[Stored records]
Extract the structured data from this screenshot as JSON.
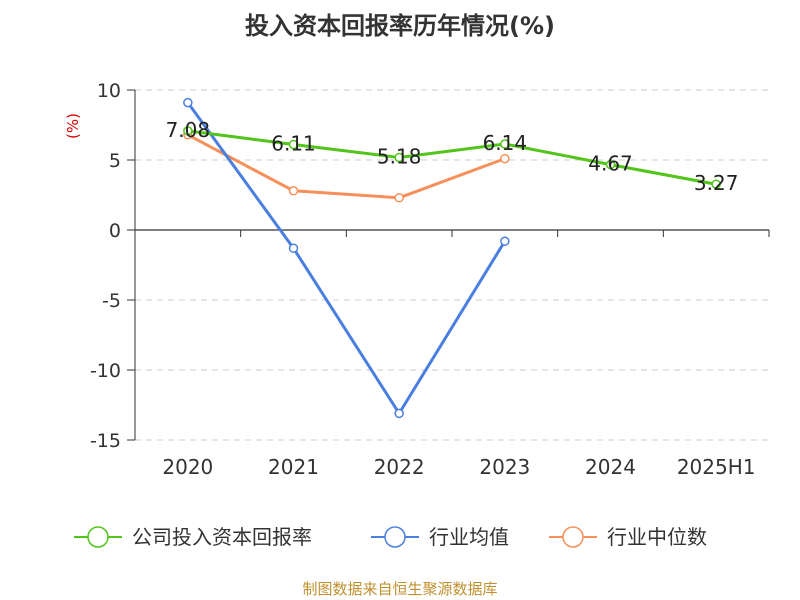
{
  "colors": {
    "company": "#52c41a",
    "industry_avg": "#4a7fe0",
    "industry_median": "#f5905a",
    "axis": "#333333",
    "grid": "#cccccc",
    "unit": "#dd0000",
    "footer": "#c0902f"
  },
  "chart_data": {
    "type": "line",
    "title": "投入资本回报率历年情况(%)",
    "ylabel": "(%)",
    "xlabel": "",
    "categories": [
      "2020",
      "2021",
      "2022",
      "2023",
      "2024",
      "2025H1"
    ],
    "ylim": [
      -15,
      10
    ],
    "yticks": [
      10,
      5,
      0,
      -5,
      -10,
      -15
    ],
    "grid": true,
    "legend_position": "bottom",
    "series": [
      {
        "name": "公司投入资本回报率",
        "key": "company",
        "values": [
          7.08,
          6.11,
          5.18,
          6.14,
          4.67,
          3.27
        ],
        "labels": [
          "7.08",
          "6.11",
          "5.18",
          "6.14",
          "4.67",
          "3.27"
        ]
      },
      {
        "name": "行业均值",
        "key": "industry_avg",
        "values": [
          9.1,
          -1.3,
          -13.1,
          -0.8,
          null,
          null
        ]
      },
      {
        "name": "行业中位数",
        "key": "industry_median",
        "values": [
          6.8,
          2.8,
          2.3,
          5.1,
          null,
          null
        ]
      }
    ]
  },
  "footer": "制图数据来自恒生聚源数据库"
}
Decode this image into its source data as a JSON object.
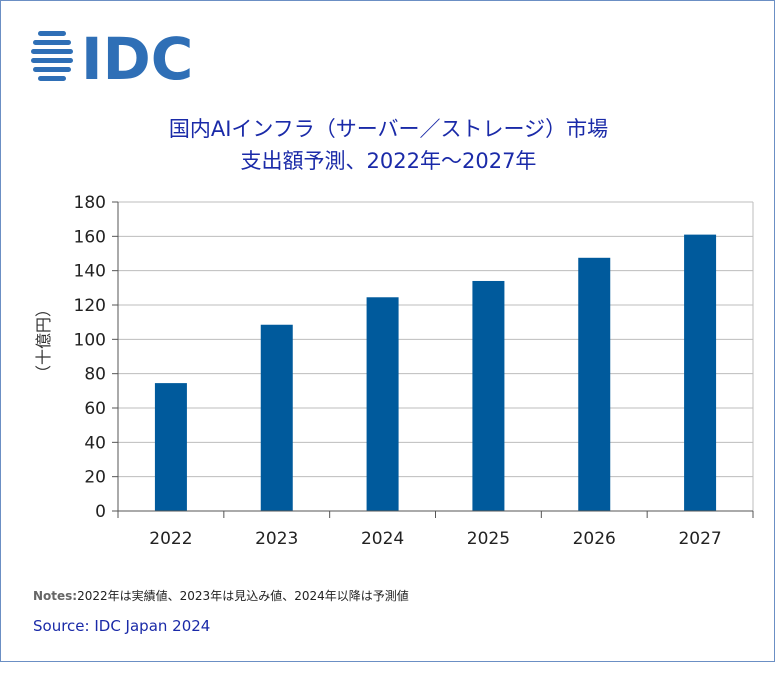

Prompt -> Reproduce every line exactly and omit all pictures.

Answer to the exercise ->
Extract the structured data from this screenshot as JSON.
{
  "colors": {
    "company": "#52c41a",
    "industry_avg": "#4a7fe0",
    "industry_median": "#f5905a",
    "axis": "#333333",
    "grid": "#cccccc",
    "unit": "#dd0000",
    "footer": "#c0902f"
  },
  "chart_data": {
    "type": "line",
    "title": "投入资本回报率历年情况(%)",
    "ylabel": "(%)",
    "xlabel": "",
    "categories": [
      "2020",
      "2021",
      "2022",
      "2023",
      "2024",
      "2025H1"
    ],
    "ylim": [
      -15,
      10
    ],
    "yticks": [
      10,
      5,
      0,
      -5,
      -10,
      -15
    ],
    "grid": true,
    "legend_position": "bottom",
    "series": [
      {
        "name": "公司投入资本回报率",
        "key": "company",
        "values": [
          7.08,
          6.11,
          5.18,
          6.14,
          4.67,
          3.27
        ],
        "labels": [
          "7.08",
          "6.11",
          "5.18",
          "6.14",
          "4.67",
          "3.27"
        ]
      },
      {
        "name": "行业均值",
        "key": "industry_avg",
        "values": [
          9.1,
          -1.3,
          -13.1,
          -0.8,
          null,
          null
        ]
      },
      {
        "name": "行业中位数",
        "key": "industry_median",
        "values": [
          6.8,
          2.8,
          2.3,
          5.1,
          null,
          null
        ]
      }
    ]
  },
  "footer": "制图数据来自恒生聚源数据库"
}
Decode this image into its source data as a JSON object.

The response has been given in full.